# Record set start

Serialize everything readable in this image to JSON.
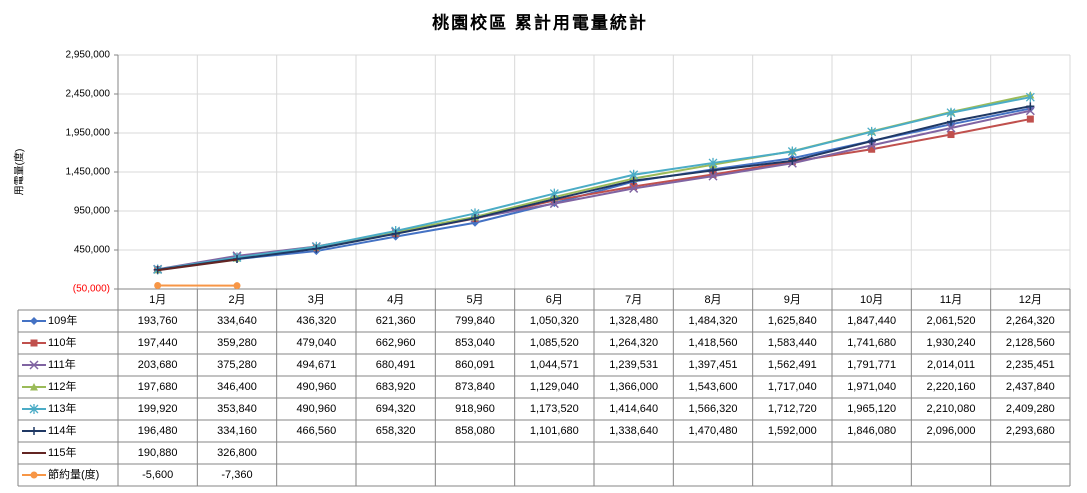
{
  "chart_data": {
    "type": "line",
    "title": "桃園校區  累計用電量統計",
    "y_label": "用電量(度)",
    "categories": [
      "1月",
      "2月",
      "3月",
      "4月",
      "5月",
      "6月",
      "7月",
      "8月",
      "9月",
      "10月",
      "11月",
      "12月"
    ],
    "ylim": [
      -50000,
      2950000
    ],
    "yticks": [
      {
        "value": -50000,
        "label": "(50,000)"
      },
      {
        "value": 450000,
        "label": "450,000"
      },
      {
        "value": 950000,
        "label": "950,000"
      },
      {
        "value": 1450000,
        "label": "1,450,000"
      },
      {
        "value": 1950000,
        "label": "1,950,000"
      },
      {
        "value": 2450000,
        "label": "2,450,000"
      },
      {
        "value": 2950000,
        "label": "2,950,000"
      }
    ],
    "grid": true,
    "series": [
      {
        "name": "109年",
        "color": "#4472c4",
        "marker": "diamond",
        "values": [
          193760,
          334640,
          436320,
          621360,
          799840,
          1050320,
          1328480,
          1484320,
          1625840,
          1847440,
          2061520,
          2264320
        ],
        "value_labels": [
          "193,760",
          "334,640",
          "436,320",
          "621,360",
          "799,840",
          "1,050,320",
          "1,328,480",
          "1,484,320",
          "1,625,840",
          "1,847,440",
          "2,061,520",
          "2,264,320"
        ]
      },
      {
        "name": "110年",
        "color": "#c0504d",
        "marker": "square",
        "values": [
          197440,
          359280,
          479040,
          662960,
          853040,
          1085520,
          1264320,
          1418560,
          1583440,
          1741680,
          1930240,
          2128560
        ],
        "value_labels": [
          "197,440",
          "359,280",
          "479,040",
          "662,960",
          "853,040",
          "1,085,520",
          "1,264,320",
          "1,418,560",
          "1,583,440",
          "1,741,680",
          "1,930,240",
          "2,128,560"
        ]
      },
      {
        "name": "111年",
        "color": "#8064a2",
        "marker": "x",
        "values": [
          203680,
          375280,
          494671,
          680491,
          860091,
          1044571,
          1239531,
          1397451,
          1562491,
          1791771,
          2014011,
          2235451
        ],
        "value_labels": [
          "203,680",
          "375,280",
          "494,671",
          "680,491",
          "860,091",
          "1,044,571",
          "1,239,531",
          "1,397,451",
          "1,562,491",
          "1,791,771",
          "2,014,011",
          "2,235,451"
        ]
      },
      {
        "name": "112年",
        "color": "#9bbb59",
        "marker": "triangle",
        "values": [
          197680,
          346400,
          490960,
          683920,
          873840,
          1129040,
          1366000,
          1543600,
          1717040,
          1971040,
          2220160,
          2437840
        ],
        "value_labels": [
          "197,680",
          "346,400",
          "490,960",
          "683,920",
          "873,840",
          "1,129,040",
          "1,366,000",
          "1,543,600",
          "1,717,040",
          "1,971,040",
          "2,220,160",
          "2,437,840"
        ]
      },
      {
        "name": "113年",
        "color": "#4bacc6",
        "marker": "star",
        "values": [
          199920,
          353840,
          490960,
          694320,
          918960,
          1173520,
          1414640,
          1566320,
          1712720,
          1965120,
          2210080,
          2409280
        ],
        "value_labels": [
          "199,920",
          "353,840",
          "490,960",
          "694,320",
          "918,960",
          "1,173,520",
          "1,414,640",
          "1,566,320",
          "1,712,720",
          "1,965,120",
          "2,210,080",
          "2,409,280"
        ]
      },
      {
        "name": "114年",
        "color": "#1f3864",
        "marker": "plus",
        "values": [
          196480,
          334160,
          466560,
          658320,
          858080,
          1101680,
          1338640,
          1470480,
          1592000,
          1846080,
          2096000,
          2293680
        ],
        "value_labels": [
          "196,480",
          "334,160",
          "466,560",
          "658,320",
          "858,080",
          "1,101,680",
          "1,338,640",
          "1,470,480",
          "1,592,000",
          "1,846,080",
          "2,096,000",
          "2,293,680"
        ]
      },
      {
        "name": "115年",
        "color": "#632523",
        "marker": "none",
        "values": [
          190880,
          326800,
          null,
          null,
          null,
          null,
          null,
          null,
          null,
          null,
          null,
          null
        ],
        "value_labels": [
          "190,880",
          "326,800",
          null,
          null,
          null,
          null,
          null,
          null,
          null,
          null,
          null,
          null
        ]
      },
      {
        "name": "節約量(度)",
        "color": "#f79646",
        "marker": "circle",
        "values": [
          -5600,
          -7360,
          null,
          null,
          null,
          null,
          null,
          null,
          null,
          null,
          null,
          null
        ],
        "value_labels": [
          "-5,600",
          "-7,360",
          null,
          null,
          null,
          null,
          null,
          null,
          null,
          null,
          null,
          null
        ]
      }
    ]
  }
}
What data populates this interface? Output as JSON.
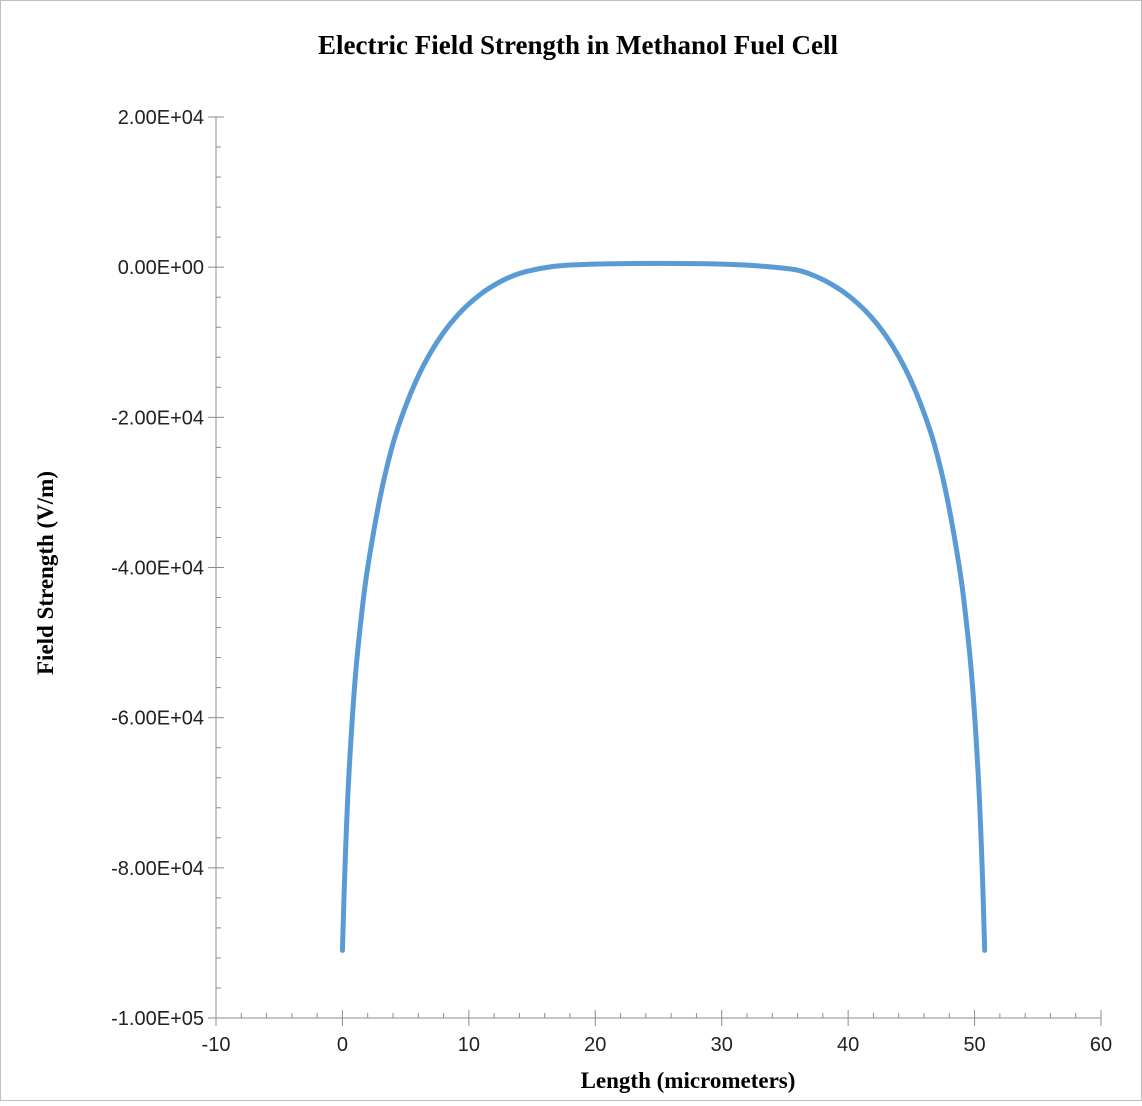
{
  "chart_data": {
    "type": "line",
    "title": "Electric Field Strength in Methanol Fuel Cell",
    "xlabel": "Length (micrometers)",
    "ylabel": "Field Strength (V/m)",
    "xlim": [
      -10,
      60
    ],
    "ylim": [
      -100000,
      20000
    ],
    "x_ticks": [
      -10,
      0,
      10,
      20,
      30,
      40,
      50,
      60
    ],
    "x_tick_labels": [
      "-10",
      "0",
      "10",
      "20",
      "30",
      "40",
      "50",
      "60"
    ],
    "y_ticks": [
      20000,
      0,
      -20000,
      -40000,
      -60000,
      -80000,
      -100000
    ],
    "y_tick_labels": [
      "2.00E+04",
      "0.00E+00",
      "-2.00E+04",
      "-4.00E+04",
      "-6.00E+04",
      "-8.00E+04",
      "-1.00E+05"
    ],
    "grid": false,
    "legend": "none",
    "series": [
      {
        "color": "#5B9BD5",
        "x": [
          0,
          0.2,
          0.5,
          1,
          1.5,
          2,
          3,
          4,
          5,
          6,
          7,
          8,
          9,
          10,
          11,
          12,
          13,
          14,
          15,
          17,
          20,
          25,
          30,
          33,
          36,
          37.8,
          38.8,
          39.8,
          40.8,
          41.8,
          42.8,
          43.8,
          44.8,
          45.8,
          46.8,
          47.8,
          48.8,
          49.3,
          49.8,
          50.3,
          50.6,
          50.8
        ],
        "y": [
          -91000,
          -80000,
          -68000,
          -55000,
          -46500,
          -40000,
          -30500,
          -23500,
          -18500,
          -14500,
          -11300,
          -8700,
          -6600,
          -4900,
          -3500,
          -2400,
          -1500,
          -850,
          -400,
          150,
          400,
          500,
          400,
          150,
          -400,
          -1500,
          -2400,
          -3500,
          -4900,
          -6600,
          -8700,
          -11300,
          -14500,
          -18500,
          -23500,
          -30500,
          -40000,
          -46500,
          -55000,
          -68000,
          -80000,
          -91000
        ]
      }
    ]
  }
}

# Record set end

Exercise requirements -
Tell how many lines in the records above contain "Field", giving the number and no other words.

Full answer -
2